__Problem__:
Copy the lines verbatim, starting at the line that contains "right-column: Common Paint" and ending at the line that contains "528, 233, 653]", with both of those lines included.

__Data supplied__:
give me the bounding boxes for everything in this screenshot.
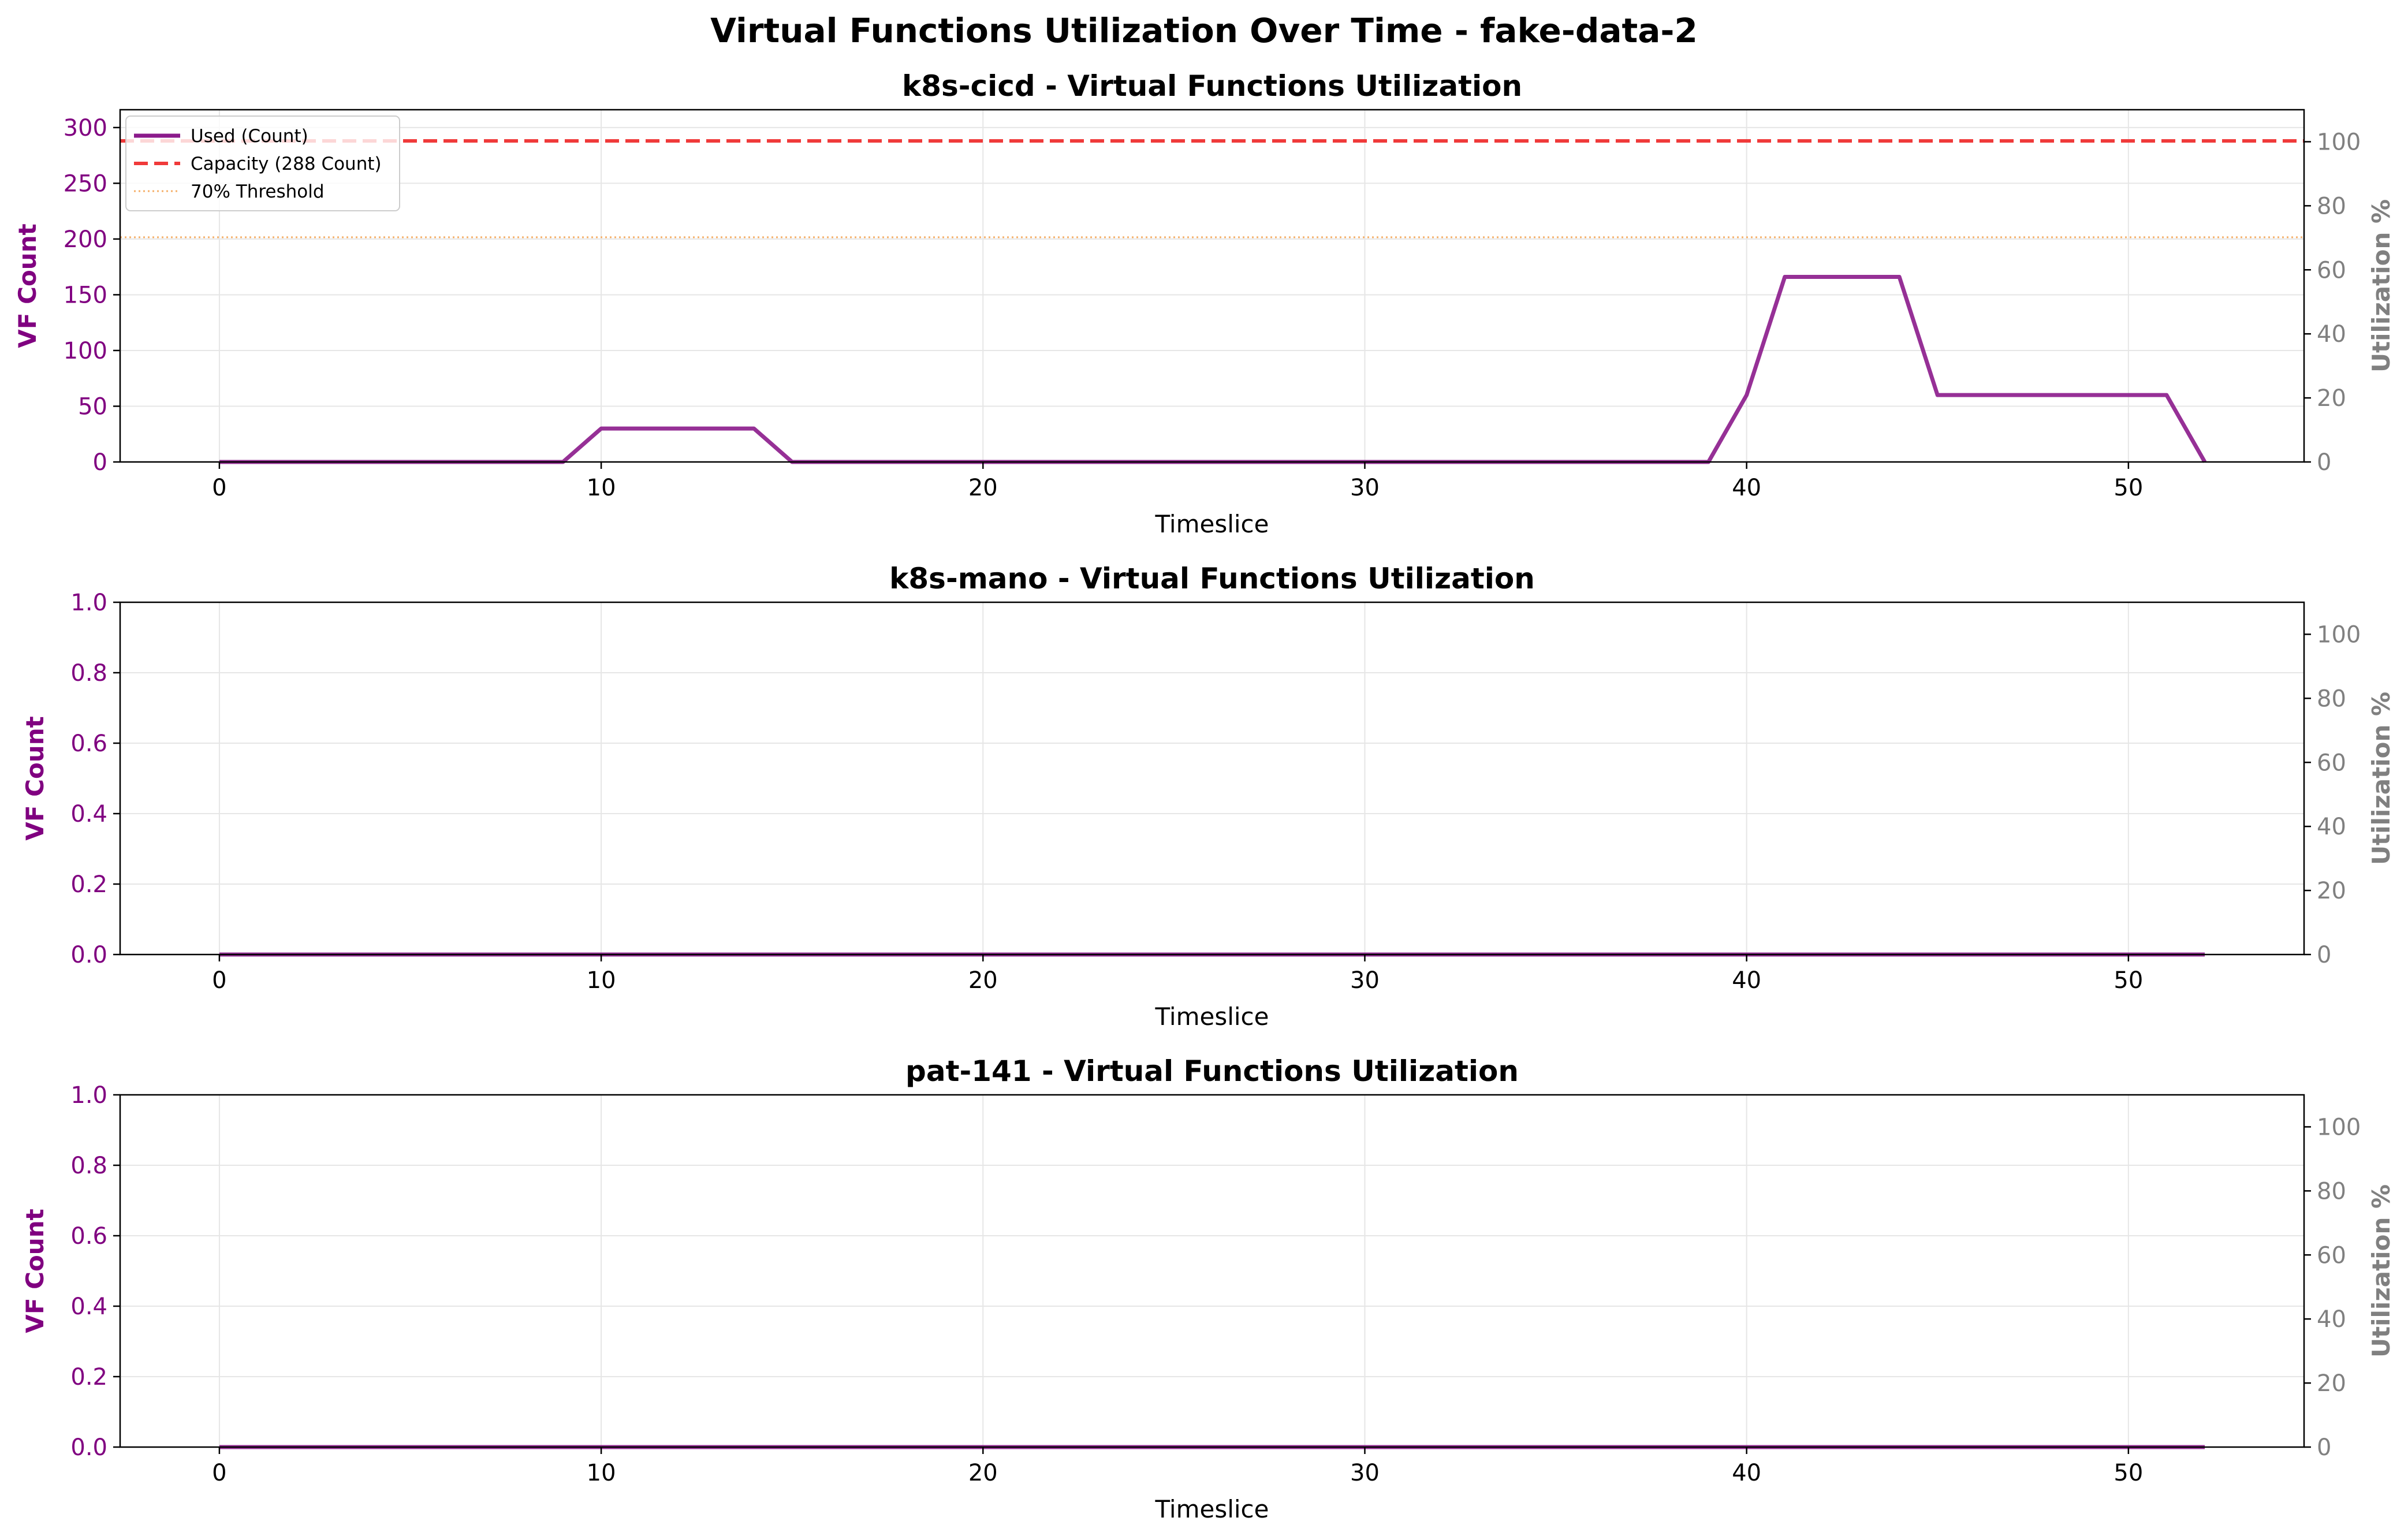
y-tick-label: 0.2 <box>70 871 107 898</box>
x-tick-label: 30 <box>1350 475 1380 501</box>
x-tick-label: 40 <box>1732 475 1761 501</box>
x-tick-label: 30 <box>1350 967 1380 994</box>
panel-3: 0 10 20 30 40 50 0.0 0.2 0.4 0.6 0.8 1.0 0 20 40 60 80 10… <box>21 1054 2395 1523</box>
x-tick-label: 0 <box>212 967 226 994</box>
y-axis-label: VF Count <box>21 716 49 840</box>
y-right-tick-label: 40 <box>2317 321 2346 348</box>
y-tick-label: 0.6 <box>70 730 107 757</box>
y-right-tick-label: 80 <box>2317 685 2346 712</box>
x-tick-label: 40 <box>1732 967 1761 994</box>
y-tick-label: 250 <box>64 170 107 197</box>
panels: 0 10 20 30 40 5005010015020025030002040608010… <box>13 69 2395 1523</box>
x-tick-label: 20 <box>968 967 998 994</box>
y-axis-label: VF Count <box>13 223 42 348</box>
panel-2: 0 10 20 30 40 50 0.0 0.2 0.4 0.6 0.8 1.0 0 20 40 60 80 10… <box>21 562 2395 1031</box>
plot-frame <box>119 109 2305 463</box>
y-tick-label: 0.0 <box>70 1434 107 1461</box>
y-right-tick-label: 0 <box>2317 942 2331 968</box>
y-right-tick-label: 100 <box>2317 1114 2361 1140</box>
panel-title: pat-141 - Virtual Functions Utilization <box>905 1054 1519 1088</box>
y-tick-label: 0.4 <box>70 1293 107 1320</box>
legend-label: Used (Count) <box>191 126 308 147</box>
x-tick-label: 50 <box>2113 1460 2143 1486</box>
panel-1: 0 10 20 30 40 50 0 50 100 150 200 250 300 0 20 40 60 80 10… <box>13 69 2395 538</box>
y-right-tick-label: 40 <box>2317 814 2346 840</box>
y-axis-label: VF Count <box>21 1209 49 1333</box>
x-tick-label: 20 <box>968 475 998 501</box>
y-right-tick-label: 60 <box>2317 257 2346 284</box>
x-tick-label: 0 <box>212 475 226 501</box>
legend-box <box>125 115 400 211</box>
y-right-tick-label: 40 <box>2317 1306 2346 1333</box>
y-tick-label: 200 <box>64 226 107 253</box>
x-tick-label: 20 <box>968 1460 998 1486</box>
x-tick-label: 10 <box>587 967 616 994</box>
y-right-axis-label: Utilization % <box>2367 199 2395 372</box>
x-axis-label: Timeslice <box>1155 510 1269 538</box>
legend-label: 70% Threshold <box>191 181 325 202</box>
y-tick-label: 300 <box>64 115 107 141</box>
x-tick-label: 10 <box>587 475 616 501</box>
x-tick-label: 50 <box>2113 967 2143 994</box>
y-tick-label: 0.0 <box>70 942 107 968</box>
x-axis-label: Timeslice <box>1155 1002 1269 1031</box>
y-right-tick-label: 0 <box>2317 449 2331 476</box>
y-tick-label: 100 <box>64 338 107 364</box>
x-tick-label: 0 <box>212 1460 226 1486</box>
plot-frame <box>119 1094 2305 1448</box>
y-right-tick-label: 100 <box>2317 129 2361 155</box>
y-right-tick-label: 20 <box>2317 385 2346 412</box>
legend: Used (Count) Capacity (288 Count) 70% Thre… <box>125 115 400 211</box>
y-right-tick-label: 20 <box>2317 878 2346 904</box>
x-tick-label: 50 <box>2113 475 2143 501</box>
x-tick-label: 30 <box>1350 1460 1380 1486</box>
y-tick-label: 150 <box>64 282 107 308</box>
panel-title: k8s-cicd - Virtual Functions Utilization <box>902 69 1522 103</box>
series-line-used <box>219 275 2207 464</box>
x-tick-label: 40 <box>1732 1460 1761 1486</box>
x-axis-label: Timeslice <box>1155 1495 1269 1523</box>
y-tick-label: 0.2 <box>70 1364 107 1390</box>
y-right-axis-label: Utilization % <box>2367 692 2395 865</box>
panel-title: k8s-mano - Virtual Functions Utilization <box>889 562 1535 595</box>
y-right-tick-label: 60 <box>2317 1242 2346 1269</box>
y-right-tick-label: 80 <box>2317 1178 2346 1205</box>
y-right-tick-label: 60 <box>2317 750 2346 776</box>
plot-frame <box>119 601 2305 956</box>
y-right-axis-label: Utilization % <box>2367 1184 2395 1358</box>
y-tick-label: 0 <box>93 449 107 476</box>
y-right-tick-label: 80 <box>2317 193 2346 219</box>
y-right-tick-label: 0 <box>2317 1434 2331 1461</box>
y-right-tick-label: 20 <box>2317 1370 2346 1397</box>
y-right-tick-label: 100 <box>2317 621 2361 648</box>
y-tick-label: 0.8 <box>70 660 107 687</box>
y-tick-label: 0.8 <box>70 1153 107 1179</box>
y-tick-label: 50 <box>78 393 107 420</box>
legend-label: Capacity (288 Count) <box>191 154 382 174</box>
y-tick-label: 0.6 <box>70 1223 107 1250</box>
y-tick-label: 1.0 <box>70 1082 107 1109</box>
figure-title: Virtual Functions Utilization Over Time … <box>710 11 1698 50</box>
y-tick-label: 1.0 <box>70 590 107 616</box>
x-tick-label: 10 <box>587 1460 616 1486</box>
y-tick-label: 0.4 <box>70 801 107 827</box>
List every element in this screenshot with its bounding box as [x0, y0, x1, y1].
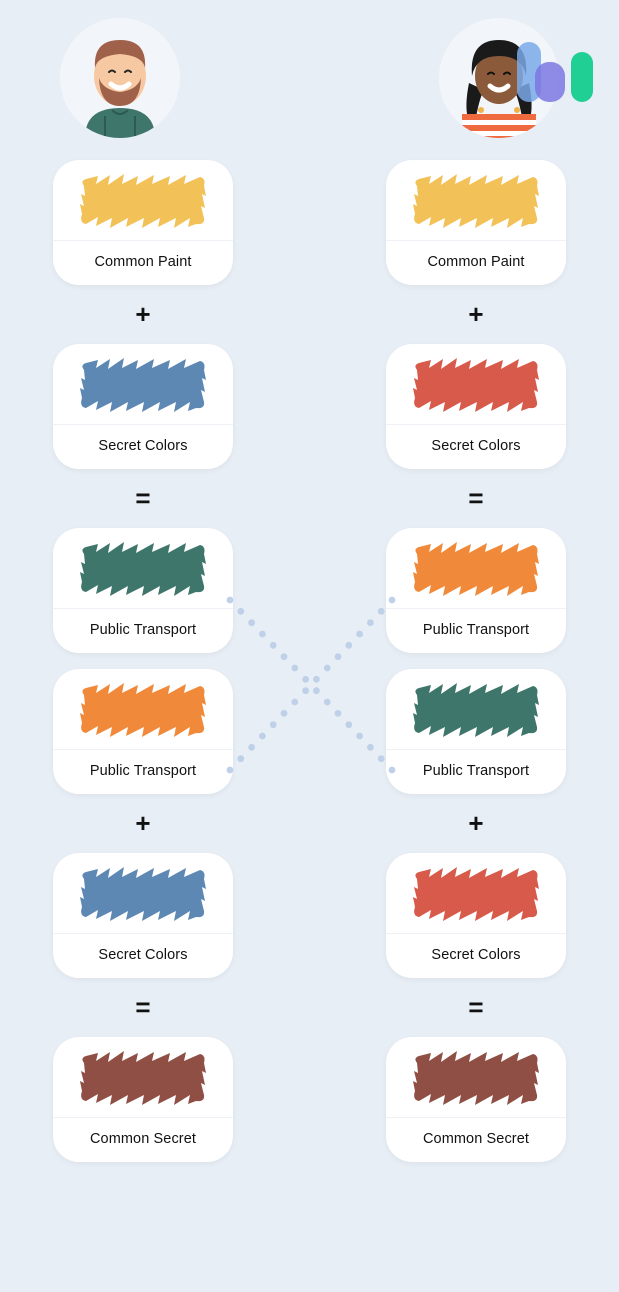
right-column: Common Paint + Secret Colors = Public Tran…: [381, 160, 571, 1162]
plus-operator: +: [468, 808, 483, 839]
color-card-common-paint: Common Paint: [53, 160, 233, 285]
avatar-left: [60, 18, 180, 138]
card-label: Common Secret: [90, 1118, 196, 1162]
color-card-secret-colors: Secret Colors: [386, 853, 566, 978]
paint-swatch-icon: [409, 865, 544, 923]
card-label: Common Paint: [427, 241, 524, 285]
paint-swatch-icon: [76, 172, 211, 230]
paint-swatch-icon: [76, 356, 211, 414]
avatar-row: [0, 0, 619, 138]
card-label: Secret Colors: [98, 934, 187, 978]
color-card-common-paint: Common Paint: [386, 160, 566, 285]
plus-operator: +: [135, 299, 150, 330]
color-card-secret-colors: Secret Colors: [386, 344, 566, 469]
card-label: Secret Colors: [431, 934, 520, 978]
plus-operator: +: [468, 299, 483, 330]
color-card-common-secret: Common Secret: [53, 1037, 233, 1162]
paint-swatch-icon: [76, 1049, 211, 1107]
avatar-male-icon: [65, 28, 175, 138]
equals-operator: =: [135, 483, 150, 514]
paint-swatch-icon: [409, 356, 544, 414]
avatar-female-icon: [444, 28, 554, 138]
avatar-right: [439, 18, 559, 138]
paint-swatch-icon: [76, 540, 211, 598]
paint-swatch-icon: [409, 681, 544, 739]
card-label: Public Transport: [423, 750, 529, 794]
color-card-public-transport: Public Transport: [386, 669, 566, 794]
card-label: Secret Colors: [431, 425, 520, 469]
card-label: Secret Colors: [98, 425, 187, 469]
left-column: Common Paint + Secret Colors = Public Tran…: [48, 160, 238, 1162]
color-card-secret-colors: Secret Colors: [53, 344, 233, 469]
color-card-common-secret: Common Secret: [386, 1037, 566, 1162]
card-label: Public Transport: [423, 609, 529, 653]
equals-operator: =: [468, 992, 483, 1023]
paint-swatch-icon: [409, 540, 544, 598]
card-label: Public Transport: [90, 750, 196, 794]
columns: Common Paint + Secret Colors = Public Tran…: [0, 138, 619, 1162]
card-label: Public Transport: [90, 609, 196, 653]
paint-swatch-icon: [76, 865, 211, 923]
color-card-public-transport: Public Transport: [53, 528, 233, 653]
color-card-public-transport: Public Transport: [386, 528, 566, 653]
paint-swatch-icon: [409, 172, 544, 230]
equals-operator: =: [468, 483, 483, 514]
paint-swatch-icon: [409, 1049, 544, 1107]
card-label: Common Secret: [423, 1118, 529, 1162]
color-card-secret-colors: Secret Colors: [53, 853, 233, 978]
plus-operator: +: [135, 808, 150, 839]
equals-operator: =: [135, 992, 150, 1023]
card-label: Common Paint: [94, 241, 191, 285]
color-card-public-transport: Public Transport: [53, 669, 233, 794]
paint-swatch-icon: [76, 681, 211, 739]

__Result of this exercise__:
right-column: Common Paint + Secret Colors = Public Tran…: [381, 160, 571, 1162]
plus-operator: +: [468, 808, 483, 839]
color-card-common-paint: Common Paint: [53, 160, 233, 285]
avatar-left: [60, 18, 180, 138]
card-label: Common Secret: [90, 1118, 196, 1162]
color-card-secret-colors: Secret Colors: [386, 853, 566, 978]
paint-swatch-icon: [409, 865, 544, 923]
card-label: Common Paint: [427, 241, 524, 285]
paint-swatch-icon: [76, 172, 211, 230]
paint-swatch-icon: [76, 356, 211, 414]
avatar-row: [0, 0, 619, 138]
card-label: Secret Colors: [98, 934, 187, 978]
color-card-common-paint: Common Paint: [386, 160, 566, 285]
plus-operator: +: [135, 299, 150, 330]
color-card-secret-colors: Secret Colors: [386, 344, 566, 469]
card-label: Secret Colors: [431, 934, 520, 978]
plus-operator: +: [468, 299, 483, 330]
color-card-common-secret: Common Secret: [53, 1037, 233, 1162]
paint-swatch-icon: [76, 1049, 211, 1107]
avatar-male-icon: [65, 28, 175, 138]
equals-operator: =: [135, 483, 150, 514]
paint-swatch-icon: [409, 356, 544, 414]
avatar-female-icon: [444, 28, 554, 138]
avatar-right: [439, 18, 559, 138]
paint-swatch-icon: [76, 540, 211, 598]
paint-swatch-icon: [409, 681, 544, 739]
card-label: Public Transport: [423, 750, 529, 794]
color-card-public-transport: Public Transport: [386, 669, 566, 794]
card-label: Secret Colors: [431, 425, 520, 469]
card-label: Secret Colors: [98, 425, 187, 469]
left-column: Common Paint + Secret Colors = Public Tran…: [48, 160, 238, 1162]
color-card-secret-colors: Secret Colors: [53, 344, 233, 469]
color-card-common-secret: Common Secret: [386, 1037, 566, 1162]
card-label: Public Transport: [423, 609, 529, 653]
equals-operator: =: [468, 992, 483, 1023]
paint-swatch-icon: [409, 540, 544, 598]
card-label: Public Transport: [90, 750, 196, 794]
columns: Common Paint + Secret Colors = Public Tran…: [0, 138, 619, 1162]
card-label: Public Transport: [90, 609, 196, 653]
paint-swatch-icon: [76, 865, 211, 923]
color-card-public-transport: Public Transport: [53, 528, 233, 653]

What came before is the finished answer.